**Records from a data source**
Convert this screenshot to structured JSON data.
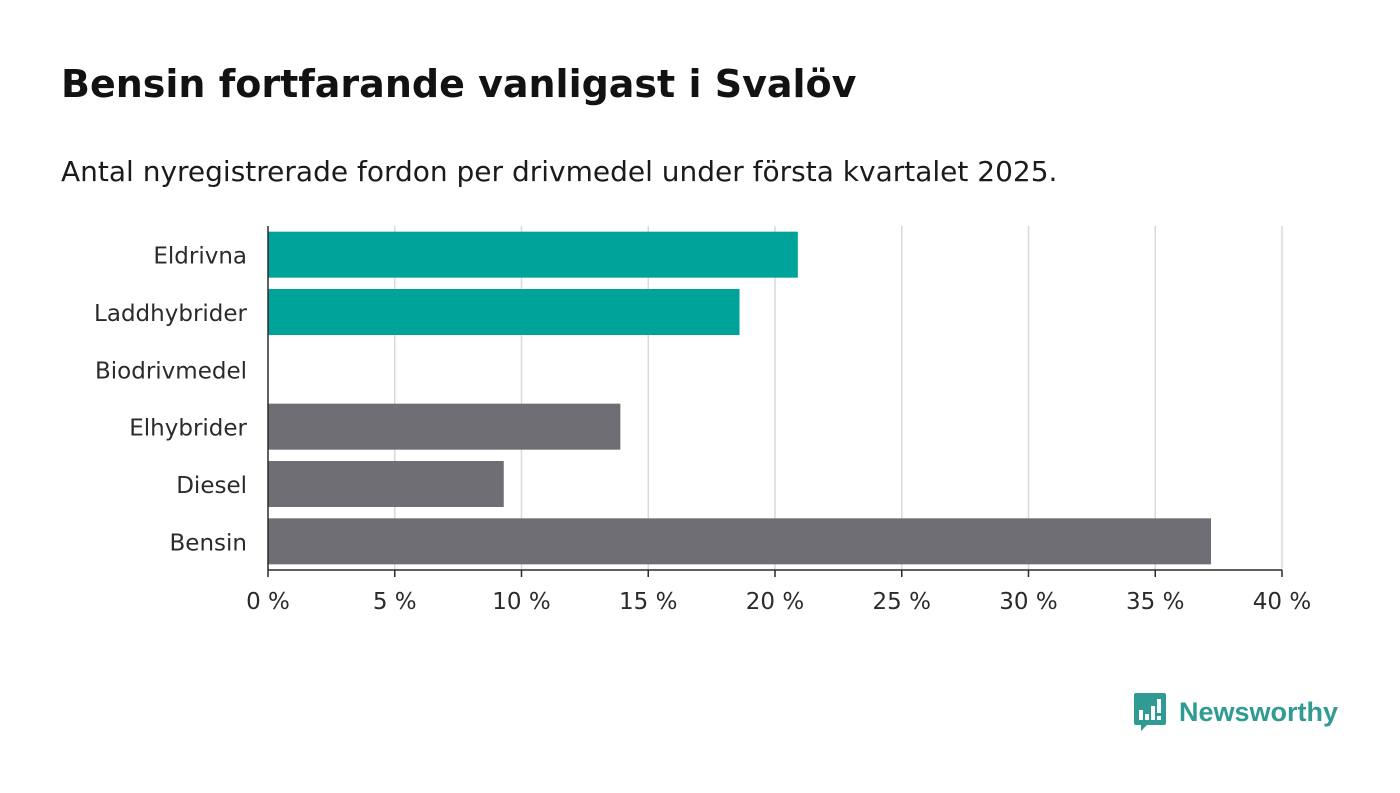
{
  "header": {
    "title": "Bensin fortfarande vanligast i Svalöv",
    "subtitle": "Antal nyregistrerade fordon per drivmedel under första kvartalet 2025."
  },
  "chart_data": {
    "type": "bar",
    "orientation": "horizontal",
    "categories": [
      "Eldrivna",
      "Laddhybrider",
      "Biodrivmedel",
      "Elhybrider",
      "Diesel",
      "Bensin"
    ],
    "values": [
      20.9,
      18.6,
      0,
      13.9,
      9.3,
      37.2
    ],
    "colors": [
      "#00a39a",
      "#00a39a",
      "#6f6e75",
      "#6f6e75",
      "#6f6e75",
      "#6f6e75"
    ],
    "xlim": [
      0,
      40
    ],
    "xticks": [
      0,
      5,
      10,
      15,
      20,
      25,
      30,
      35,
      40
    ],
    "xtick_labels": [
      "0 %",
      "5 %",
      "10 %",
      "15 %",
      "20 %",
      "25 %",
      "30 %",
      "35 %",
      "40 %"
    ],
    "xlabel": "",
    "ylabel": "",
    "grid": "vertical"
  },
  "brand": {
    "name": "Newsworthy",
    "color": "#2f9b93"
  }
}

**Given problem**
In the records above, find each line that holds the word "Bensin"; copy all such lines.

**Task output**
    "title": "Bensin fortfarande vanligast i Svalöv",
      "Bensin"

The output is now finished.